Goal
Scan the data for "السلف" and copy the lines it appears in.

Records supplied
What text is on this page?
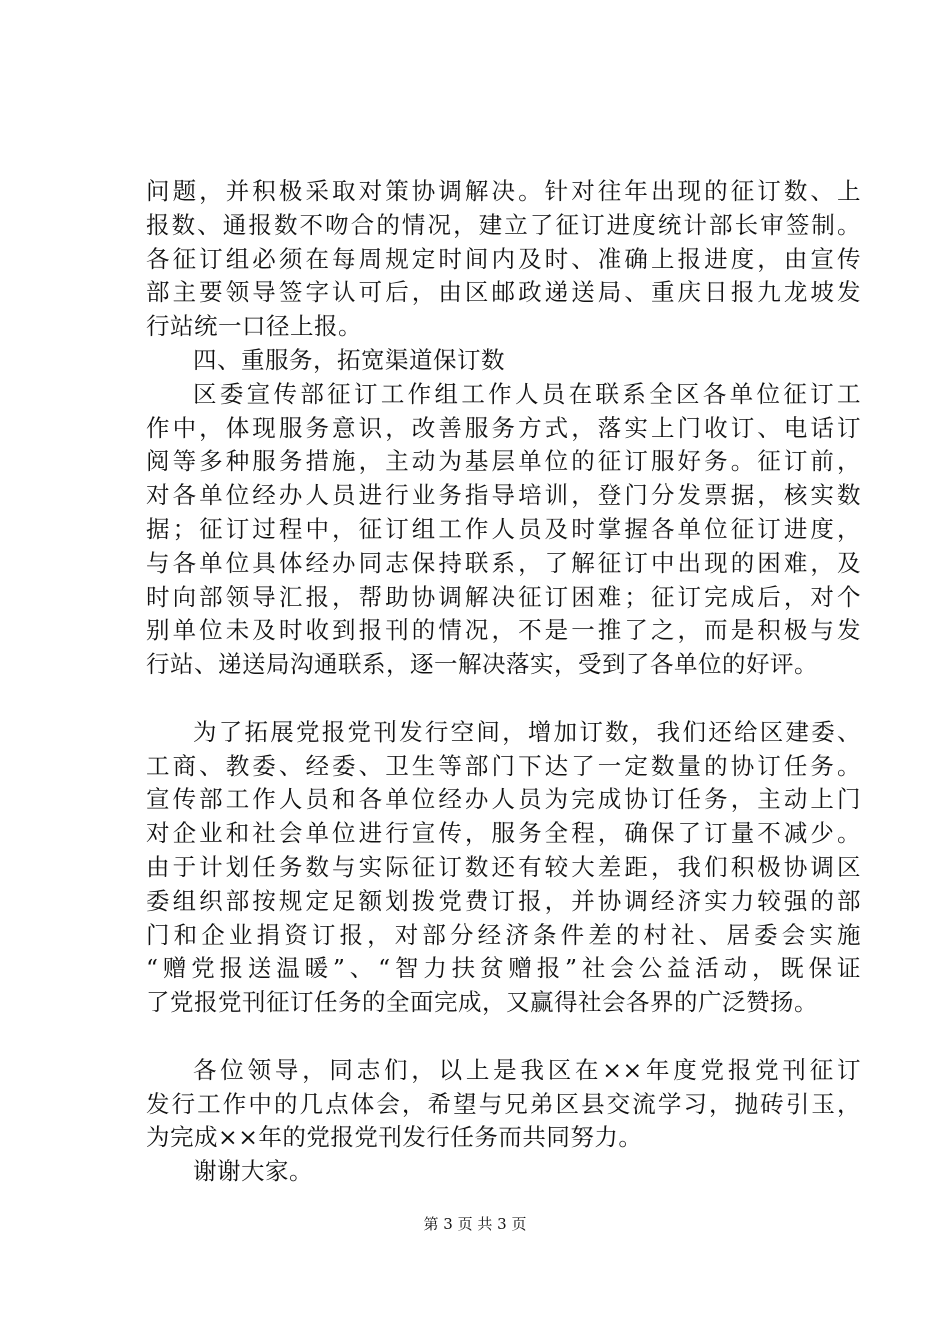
问题，并积极采取对策协调解决。针对往年出现的征订数、上
报数、通报数不吻合的情况，建立了征订进度统计部长审签制。
各征订组必须在每周规定时间内及时、准确上报进度，由宣传
部主要领导签字认可后，由区邮政递送局、重庆日报九龙坡发
行站统一口径上报。
四、重服务，拓宽渠道保订数
区委宣传部征订工作组工作人员在联系全区各单位征订工
作中，体现服务意识，改善服务方式，落实上门收订、电话订
阅等多种服务措施，主动为基层单位的征订服好务。征订前，
对各单位经办人员进行业务指导培训，登门分发票据，核实数
据；征订过程中，征订组工作人员及时掌握各单位征订进度，
与各单位具体经办同志保持联系，了解征订中出现的困难，及
时向部领导汇报，帮助协调解决征订困难；征订完成后，对个
别单位未及时收到报刊的情况，不是一推了之，而是积极与发
行站、递送局沟通联系，逐一解决落实，受到了各单位的好评。
为了拓展党报党刊发行空间，增加订数，我们还给区建委、
工商、教委、经委、卫生等部门下达了一定数量的协订任务。
宣传部工作人员和各单位经办人员为完成协订任务，主动上门
对企业和社会单位进行宣传，服务全程，确保了订量不减少。
由于计划任务数与实际征订数还有较大差距，我们积极协调区
委组织部按规定足额划拨党费订报，并协调经济实力较强的部
门和企业捐资订报，对部分经济条件差的村社、居委会实施
“赠党报送温暖”、“智力扶贫赠报”社会公益活动，既保证
了党报党刊征订任务的全面完成，又赢得社会各界的广泛赞扬。
各位领导，同志们，以上是我区在××年度党报党刊征订
发行工作中的几点体会，希望与兄弟区县交流学习，抛砖引玉，
为完成××年的党报党刊发行任务而共同努力。
谢谢大家。
第 3 页 共 3 页
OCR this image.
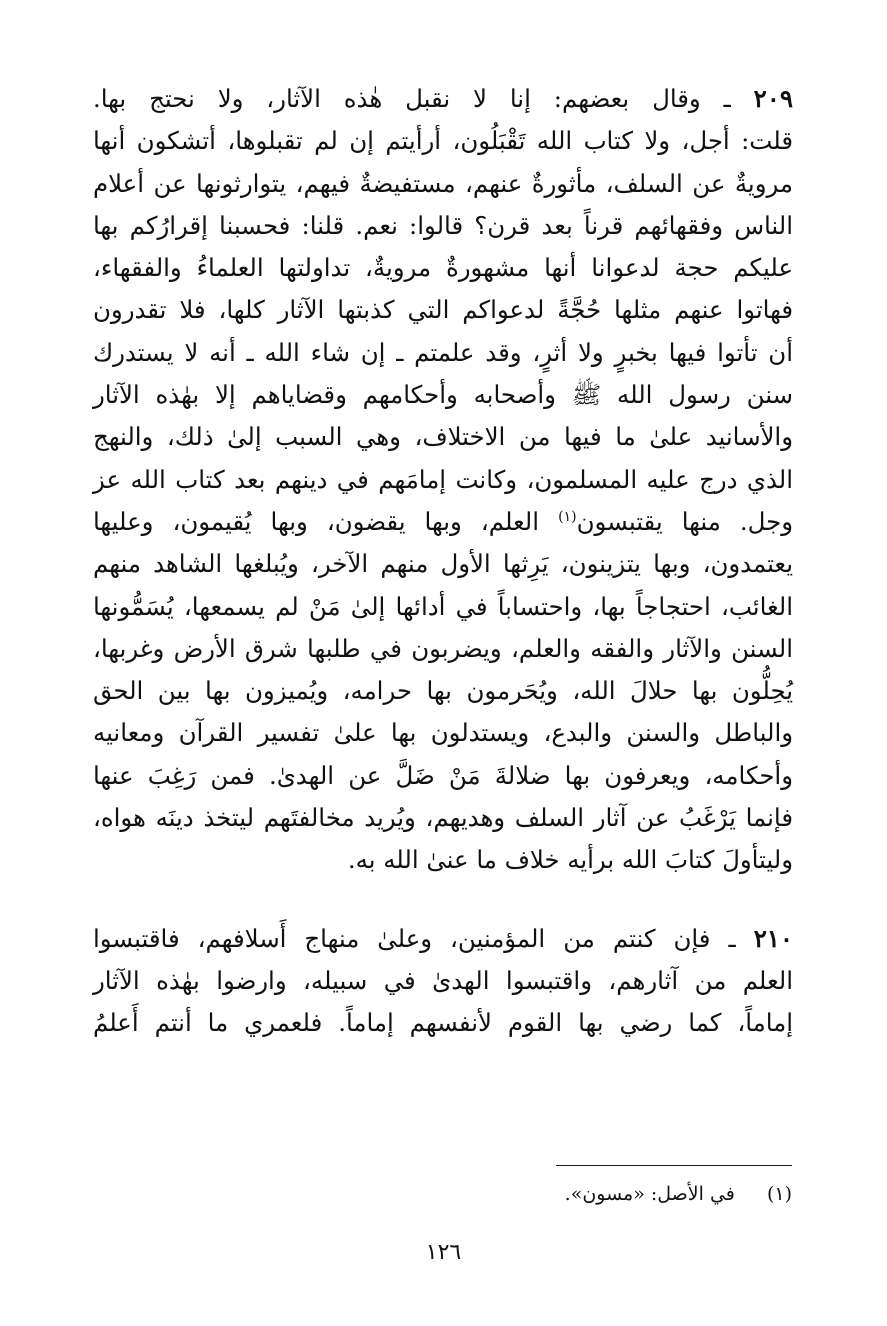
٢٠٩ ـ وقال بعضهم: إنا لا نقبل هٰذه الآثار، ولا نحتج بها.
قلت: أجل، ولا كتاب الله تَقْبَلُون، أرأيتم إن لم تقبلوها، أتشكون أنها
مرويةٌ عن السلف، مأثورةٌ عنهم، مستفيضةٌ فيهم، يتوارثونها عن أعلام
الناس وفقهائهم قرناً بعد قرن؟ قالوا: نعم. قلنا: فحسبنا إقرارُكم بها
عليكم حجة لدعوانا أنها مشهورةٌ مرويةٌ، تداولتها العلماءُ والفقهاء،
فهاتوا عنهم مثلها حُجَّةً لدعواكم التي كذبتها الآثار كلها، فلا تقدرون
أن تأتوا فيها بخبرٍ ولا أثرٍ، وقد علمتم ـ إن شاء الله ـ أنه لا يستدرك
سنن رسول الله ﷺ وأصحابه وأحكامهم وقضاياهم إلا بهٰذه الآثار
والأسانيد علىٰ ما فيها من الاختلاف، وهي السبب إلىٰ ذلك، والنهج
الذي درج عليه المسلمون، وكانت إمامَهم في دينهم بعد كتاب الله عز
وجل. منها يقتبسون$^{(١)}$ العلم، وبها يقضون، وبها يُقيمون، وعليها
يعتمدون، وبها يتزينون، يَرِثها الأول منهم الآخر، ويُبلغها الشاهد منهم
الغائب، احتجاجاً بها، واحتساباً في أدائها إلىٰ مَنْ لم يسمعها، يُسَمُّونها
السنن والآثار والفقه والعلم، ويضربون في طلبها شرق الأرض وغربها،
يُحِلُّون بها حلالَ الله، ويُحَرمون بها حرامه، ويُميزون بها بين الحق
والباطل والسنن والبدع، ويستدلون بها علىٰ تفسير القرآن ومعانيه
وأحكامه، ويعرفون بها ضلالةَ مَنْ ضَلَّ عن الهدىٰ. فمن رَغِبَ عنها
فإنما يَرْغَبُ عن آثار السلف وهديهم، ويُريد مخالفتَهم ليتخذ دينَه هواه،
وليتأولَ كتابَ الله برأيه خلاف ما عنىٰ الله به.

٢١٠ ـ فإن كنتم من المؤمنين، وعلىٰ منهاج أَسلافهم، فاقتبسوا
العلم من آثارهم، واقتبسوا الهدىٰ في سبيله، وارضوا بهٰذه الآثار
إماماً، كما رضي بها القوم لأنفسهم إماماً. فلعمري ما أنتم أَعلمُ

(١) في الأصل: «مسون».
١٢٦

The result
مرويةٌ عن السلف، مأثورةٌ عنهم، مستفيضةٌ فيهم، يتوارثونها عن أعلام
فإنما يَرْغَبُ عن آثار السلف وهديهم، ويُريد مخالفتَهم ليتخذ دينَه هواه،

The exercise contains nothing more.